• What you need to do: Return all lines from the listing below in which the string "autop" occurs.
▬▬▬▬▬▬
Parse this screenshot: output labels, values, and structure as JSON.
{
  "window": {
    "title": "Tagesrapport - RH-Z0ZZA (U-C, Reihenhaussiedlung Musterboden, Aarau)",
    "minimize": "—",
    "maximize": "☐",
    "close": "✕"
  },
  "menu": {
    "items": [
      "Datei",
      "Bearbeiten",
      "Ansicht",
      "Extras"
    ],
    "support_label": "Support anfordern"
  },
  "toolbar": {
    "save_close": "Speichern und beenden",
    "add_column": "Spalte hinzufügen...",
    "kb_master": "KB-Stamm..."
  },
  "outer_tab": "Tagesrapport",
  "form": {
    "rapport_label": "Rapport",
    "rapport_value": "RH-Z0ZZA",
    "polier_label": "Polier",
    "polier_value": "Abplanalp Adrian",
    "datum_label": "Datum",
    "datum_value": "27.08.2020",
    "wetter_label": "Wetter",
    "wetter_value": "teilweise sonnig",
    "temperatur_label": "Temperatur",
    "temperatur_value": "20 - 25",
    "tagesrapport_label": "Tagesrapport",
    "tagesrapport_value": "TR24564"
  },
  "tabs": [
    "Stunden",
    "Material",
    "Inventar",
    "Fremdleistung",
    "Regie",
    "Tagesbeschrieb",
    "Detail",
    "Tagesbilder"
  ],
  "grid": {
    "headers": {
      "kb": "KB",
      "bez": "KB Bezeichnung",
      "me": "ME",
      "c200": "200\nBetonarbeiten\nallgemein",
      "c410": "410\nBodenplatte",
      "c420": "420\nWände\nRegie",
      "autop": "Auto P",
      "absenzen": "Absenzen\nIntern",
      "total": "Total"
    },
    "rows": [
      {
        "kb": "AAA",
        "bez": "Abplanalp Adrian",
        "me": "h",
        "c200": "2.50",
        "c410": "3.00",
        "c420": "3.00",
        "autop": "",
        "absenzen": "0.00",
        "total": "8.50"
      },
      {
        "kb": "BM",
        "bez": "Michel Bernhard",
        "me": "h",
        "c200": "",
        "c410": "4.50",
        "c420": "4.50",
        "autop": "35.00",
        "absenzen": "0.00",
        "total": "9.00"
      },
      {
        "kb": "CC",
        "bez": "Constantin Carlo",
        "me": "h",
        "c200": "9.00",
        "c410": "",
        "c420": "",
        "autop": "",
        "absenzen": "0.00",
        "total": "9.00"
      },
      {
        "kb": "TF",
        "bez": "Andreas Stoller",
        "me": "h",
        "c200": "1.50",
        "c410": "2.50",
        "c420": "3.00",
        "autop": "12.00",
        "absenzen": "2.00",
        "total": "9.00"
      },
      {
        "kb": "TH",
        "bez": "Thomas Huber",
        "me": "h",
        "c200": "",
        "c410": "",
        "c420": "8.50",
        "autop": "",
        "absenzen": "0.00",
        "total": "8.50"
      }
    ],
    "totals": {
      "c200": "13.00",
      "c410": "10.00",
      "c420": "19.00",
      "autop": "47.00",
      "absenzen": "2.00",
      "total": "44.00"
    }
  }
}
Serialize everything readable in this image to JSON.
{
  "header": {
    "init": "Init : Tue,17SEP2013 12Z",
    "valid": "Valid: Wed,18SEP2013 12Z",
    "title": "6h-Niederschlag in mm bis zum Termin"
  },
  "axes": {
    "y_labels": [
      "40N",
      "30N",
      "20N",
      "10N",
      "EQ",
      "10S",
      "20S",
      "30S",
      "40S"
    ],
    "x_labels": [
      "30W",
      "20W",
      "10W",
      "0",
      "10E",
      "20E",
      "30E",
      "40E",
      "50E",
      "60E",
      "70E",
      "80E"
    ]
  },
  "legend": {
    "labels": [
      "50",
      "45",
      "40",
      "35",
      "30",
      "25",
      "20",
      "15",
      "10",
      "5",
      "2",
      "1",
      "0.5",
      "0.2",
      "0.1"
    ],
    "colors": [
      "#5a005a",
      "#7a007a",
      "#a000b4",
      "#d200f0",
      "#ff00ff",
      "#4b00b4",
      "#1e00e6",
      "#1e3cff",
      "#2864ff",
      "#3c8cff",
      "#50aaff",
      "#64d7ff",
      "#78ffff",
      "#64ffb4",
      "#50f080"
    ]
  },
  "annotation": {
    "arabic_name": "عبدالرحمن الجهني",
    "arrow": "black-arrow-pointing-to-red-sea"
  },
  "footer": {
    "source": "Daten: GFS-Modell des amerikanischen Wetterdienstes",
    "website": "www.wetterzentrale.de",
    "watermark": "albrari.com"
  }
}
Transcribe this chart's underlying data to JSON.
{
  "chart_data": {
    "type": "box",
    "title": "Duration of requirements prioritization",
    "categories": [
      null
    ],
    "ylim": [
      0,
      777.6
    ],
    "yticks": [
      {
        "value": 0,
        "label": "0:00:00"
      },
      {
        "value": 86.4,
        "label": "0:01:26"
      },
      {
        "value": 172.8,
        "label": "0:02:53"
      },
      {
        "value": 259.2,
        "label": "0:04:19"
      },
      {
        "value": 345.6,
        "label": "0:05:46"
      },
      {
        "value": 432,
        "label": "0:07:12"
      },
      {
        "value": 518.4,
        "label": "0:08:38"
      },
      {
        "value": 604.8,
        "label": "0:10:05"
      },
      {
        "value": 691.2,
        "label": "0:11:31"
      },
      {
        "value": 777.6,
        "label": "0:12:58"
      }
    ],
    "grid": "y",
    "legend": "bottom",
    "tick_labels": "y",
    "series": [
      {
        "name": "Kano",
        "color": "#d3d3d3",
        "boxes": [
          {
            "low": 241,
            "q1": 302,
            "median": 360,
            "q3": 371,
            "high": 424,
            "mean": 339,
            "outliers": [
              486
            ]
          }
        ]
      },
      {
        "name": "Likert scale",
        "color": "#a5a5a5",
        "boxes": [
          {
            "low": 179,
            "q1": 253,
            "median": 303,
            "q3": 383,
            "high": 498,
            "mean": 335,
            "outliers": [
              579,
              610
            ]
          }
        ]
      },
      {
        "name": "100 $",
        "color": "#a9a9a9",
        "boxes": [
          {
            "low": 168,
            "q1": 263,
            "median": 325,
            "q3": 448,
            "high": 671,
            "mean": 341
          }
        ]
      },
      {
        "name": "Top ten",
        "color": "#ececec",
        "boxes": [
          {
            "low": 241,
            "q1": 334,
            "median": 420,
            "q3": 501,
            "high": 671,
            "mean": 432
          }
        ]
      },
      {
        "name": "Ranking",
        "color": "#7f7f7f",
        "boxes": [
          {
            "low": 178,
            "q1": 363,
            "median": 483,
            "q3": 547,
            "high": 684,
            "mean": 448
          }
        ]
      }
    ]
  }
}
▬▬▬▬▬▬
• Response to the exercise:
      "autop": "Auto P",
        "autop": "",
        "autop": "35.00",
        "autop": "",
        "autop": "12.00",
        "autop": "",
      "autop": "47.00",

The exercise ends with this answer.